Format the data from its first line through the line containing "x-tick-label: London xyxy=(1084,488,1147,551)", inclusive, as a Markdown table with columns Row and Entry. Number each row, and omit any blank lines.

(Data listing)
↓↓↓

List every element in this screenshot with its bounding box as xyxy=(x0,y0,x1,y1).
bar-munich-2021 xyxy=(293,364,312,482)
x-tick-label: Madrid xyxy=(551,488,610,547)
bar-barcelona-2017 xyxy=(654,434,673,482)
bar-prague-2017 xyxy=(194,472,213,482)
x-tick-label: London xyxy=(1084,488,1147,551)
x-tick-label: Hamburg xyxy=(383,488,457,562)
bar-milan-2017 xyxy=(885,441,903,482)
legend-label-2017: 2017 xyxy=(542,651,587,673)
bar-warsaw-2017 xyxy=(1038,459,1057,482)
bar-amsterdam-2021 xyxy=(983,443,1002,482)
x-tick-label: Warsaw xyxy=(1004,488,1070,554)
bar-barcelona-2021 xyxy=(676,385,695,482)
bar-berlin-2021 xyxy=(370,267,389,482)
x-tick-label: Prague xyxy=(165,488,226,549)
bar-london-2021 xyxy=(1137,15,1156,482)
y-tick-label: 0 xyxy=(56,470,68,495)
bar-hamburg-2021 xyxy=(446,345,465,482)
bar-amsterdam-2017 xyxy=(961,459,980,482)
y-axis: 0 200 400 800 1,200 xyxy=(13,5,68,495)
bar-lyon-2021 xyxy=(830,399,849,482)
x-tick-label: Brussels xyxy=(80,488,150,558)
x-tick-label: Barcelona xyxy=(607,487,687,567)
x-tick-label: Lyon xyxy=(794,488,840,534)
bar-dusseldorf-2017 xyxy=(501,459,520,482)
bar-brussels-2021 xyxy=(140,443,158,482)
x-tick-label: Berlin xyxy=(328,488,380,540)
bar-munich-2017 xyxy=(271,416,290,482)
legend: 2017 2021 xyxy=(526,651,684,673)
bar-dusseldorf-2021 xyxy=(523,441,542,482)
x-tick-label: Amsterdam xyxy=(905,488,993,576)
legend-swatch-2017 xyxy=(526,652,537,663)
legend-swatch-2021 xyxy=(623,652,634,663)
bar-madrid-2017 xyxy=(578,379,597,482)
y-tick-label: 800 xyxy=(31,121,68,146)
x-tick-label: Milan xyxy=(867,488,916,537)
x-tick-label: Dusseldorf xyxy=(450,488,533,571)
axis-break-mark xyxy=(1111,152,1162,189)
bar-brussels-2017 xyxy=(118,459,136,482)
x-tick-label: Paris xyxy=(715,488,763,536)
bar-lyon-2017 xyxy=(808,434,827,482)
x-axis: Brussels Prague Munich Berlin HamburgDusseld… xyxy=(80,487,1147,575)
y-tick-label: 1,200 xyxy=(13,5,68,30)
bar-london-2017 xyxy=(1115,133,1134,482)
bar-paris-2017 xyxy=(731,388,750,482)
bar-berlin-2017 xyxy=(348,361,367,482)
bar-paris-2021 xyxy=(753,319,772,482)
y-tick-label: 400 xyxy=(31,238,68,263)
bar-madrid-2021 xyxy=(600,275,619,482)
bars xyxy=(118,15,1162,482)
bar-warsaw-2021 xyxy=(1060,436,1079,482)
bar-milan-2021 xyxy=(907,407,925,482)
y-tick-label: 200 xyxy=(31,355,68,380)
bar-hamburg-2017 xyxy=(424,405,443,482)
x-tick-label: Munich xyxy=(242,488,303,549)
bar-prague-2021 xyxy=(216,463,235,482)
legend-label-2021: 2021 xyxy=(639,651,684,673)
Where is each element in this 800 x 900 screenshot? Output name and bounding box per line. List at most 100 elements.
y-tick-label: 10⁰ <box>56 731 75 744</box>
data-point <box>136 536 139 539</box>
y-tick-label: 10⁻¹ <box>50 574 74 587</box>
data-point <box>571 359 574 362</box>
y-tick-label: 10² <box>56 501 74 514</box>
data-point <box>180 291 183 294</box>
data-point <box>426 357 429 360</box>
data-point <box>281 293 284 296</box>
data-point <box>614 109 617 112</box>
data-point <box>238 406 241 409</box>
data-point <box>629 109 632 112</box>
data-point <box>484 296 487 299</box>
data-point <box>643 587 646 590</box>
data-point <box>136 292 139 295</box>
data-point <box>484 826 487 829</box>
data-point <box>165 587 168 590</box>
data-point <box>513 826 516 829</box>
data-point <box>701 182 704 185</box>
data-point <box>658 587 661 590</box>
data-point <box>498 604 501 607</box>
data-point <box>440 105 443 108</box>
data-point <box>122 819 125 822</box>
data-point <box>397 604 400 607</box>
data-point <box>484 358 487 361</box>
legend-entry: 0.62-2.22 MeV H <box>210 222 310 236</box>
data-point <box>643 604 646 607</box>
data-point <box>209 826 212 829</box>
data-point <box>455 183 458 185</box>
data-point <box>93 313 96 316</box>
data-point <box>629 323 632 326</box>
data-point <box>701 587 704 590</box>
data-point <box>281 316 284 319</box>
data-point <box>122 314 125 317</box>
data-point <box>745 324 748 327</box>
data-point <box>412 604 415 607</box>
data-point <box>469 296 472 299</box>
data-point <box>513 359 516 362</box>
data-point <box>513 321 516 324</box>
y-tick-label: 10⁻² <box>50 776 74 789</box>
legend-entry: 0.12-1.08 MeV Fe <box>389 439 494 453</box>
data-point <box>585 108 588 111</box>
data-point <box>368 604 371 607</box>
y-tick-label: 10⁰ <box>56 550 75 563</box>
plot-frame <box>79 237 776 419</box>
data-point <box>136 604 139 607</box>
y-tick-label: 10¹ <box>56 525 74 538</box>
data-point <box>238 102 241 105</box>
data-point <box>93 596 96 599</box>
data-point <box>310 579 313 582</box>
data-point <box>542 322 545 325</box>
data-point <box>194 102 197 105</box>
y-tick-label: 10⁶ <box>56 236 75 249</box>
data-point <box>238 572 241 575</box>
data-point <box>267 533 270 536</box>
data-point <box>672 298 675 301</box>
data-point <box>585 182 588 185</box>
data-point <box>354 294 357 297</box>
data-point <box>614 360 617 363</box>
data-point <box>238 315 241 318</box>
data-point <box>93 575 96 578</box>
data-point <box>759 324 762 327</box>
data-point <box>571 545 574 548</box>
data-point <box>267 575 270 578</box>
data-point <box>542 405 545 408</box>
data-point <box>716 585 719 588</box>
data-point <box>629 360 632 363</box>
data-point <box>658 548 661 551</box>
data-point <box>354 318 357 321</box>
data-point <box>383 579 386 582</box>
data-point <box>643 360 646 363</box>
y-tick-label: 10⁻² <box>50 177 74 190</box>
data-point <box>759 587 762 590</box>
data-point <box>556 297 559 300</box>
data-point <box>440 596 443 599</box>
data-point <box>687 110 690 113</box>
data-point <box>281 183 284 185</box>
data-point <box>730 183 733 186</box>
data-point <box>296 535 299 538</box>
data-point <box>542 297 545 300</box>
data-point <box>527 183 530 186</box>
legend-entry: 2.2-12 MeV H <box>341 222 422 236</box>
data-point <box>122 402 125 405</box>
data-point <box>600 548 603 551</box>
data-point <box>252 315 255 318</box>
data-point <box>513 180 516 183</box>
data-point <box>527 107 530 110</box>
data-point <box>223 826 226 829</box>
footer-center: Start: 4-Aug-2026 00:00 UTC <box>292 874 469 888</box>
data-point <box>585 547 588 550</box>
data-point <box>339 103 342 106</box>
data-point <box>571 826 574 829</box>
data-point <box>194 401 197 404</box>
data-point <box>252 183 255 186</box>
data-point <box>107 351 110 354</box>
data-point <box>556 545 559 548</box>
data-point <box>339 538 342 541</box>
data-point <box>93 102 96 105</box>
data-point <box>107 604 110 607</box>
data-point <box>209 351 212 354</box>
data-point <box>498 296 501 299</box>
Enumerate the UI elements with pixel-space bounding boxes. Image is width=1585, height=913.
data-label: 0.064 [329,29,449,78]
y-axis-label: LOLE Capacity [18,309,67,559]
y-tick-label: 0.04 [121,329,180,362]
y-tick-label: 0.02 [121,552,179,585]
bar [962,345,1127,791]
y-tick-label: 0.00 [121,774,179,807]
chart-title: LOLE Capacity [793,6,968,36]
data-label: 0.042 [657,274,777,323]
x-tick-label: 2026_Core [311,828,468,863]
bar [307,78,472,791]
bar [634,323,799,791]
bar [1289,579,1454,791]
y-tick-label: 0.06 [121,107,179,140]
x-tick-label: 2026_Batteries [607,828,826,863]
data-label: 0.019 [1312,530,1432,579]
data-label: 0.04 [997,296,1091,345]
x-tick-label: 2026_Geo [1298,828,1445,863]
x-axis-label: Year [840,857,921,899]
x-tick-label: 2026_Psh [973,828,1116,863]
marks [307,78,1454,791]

↑↑↑

EXPECTED OUTPUT:
| Row | Entry |
|---|---|
| 1 | List every element in this screenshot with its bounding box as xyxy=(x0,y0,x1,y1). |
| 2 | bar-munich-2021 xyxy=(293,364,312,482) |
| 3 | x-tick-label: Madrid xyxy=(551,488,610,547) |
| 4 | bar-barcelona-2017 xyxy=(654,434,673,482) |
| 5 | bar-prague-2017 xyxy=(194,472,213,482) |
| 6 | x-tick-label: London xyxy=(1084,488,1147,551) |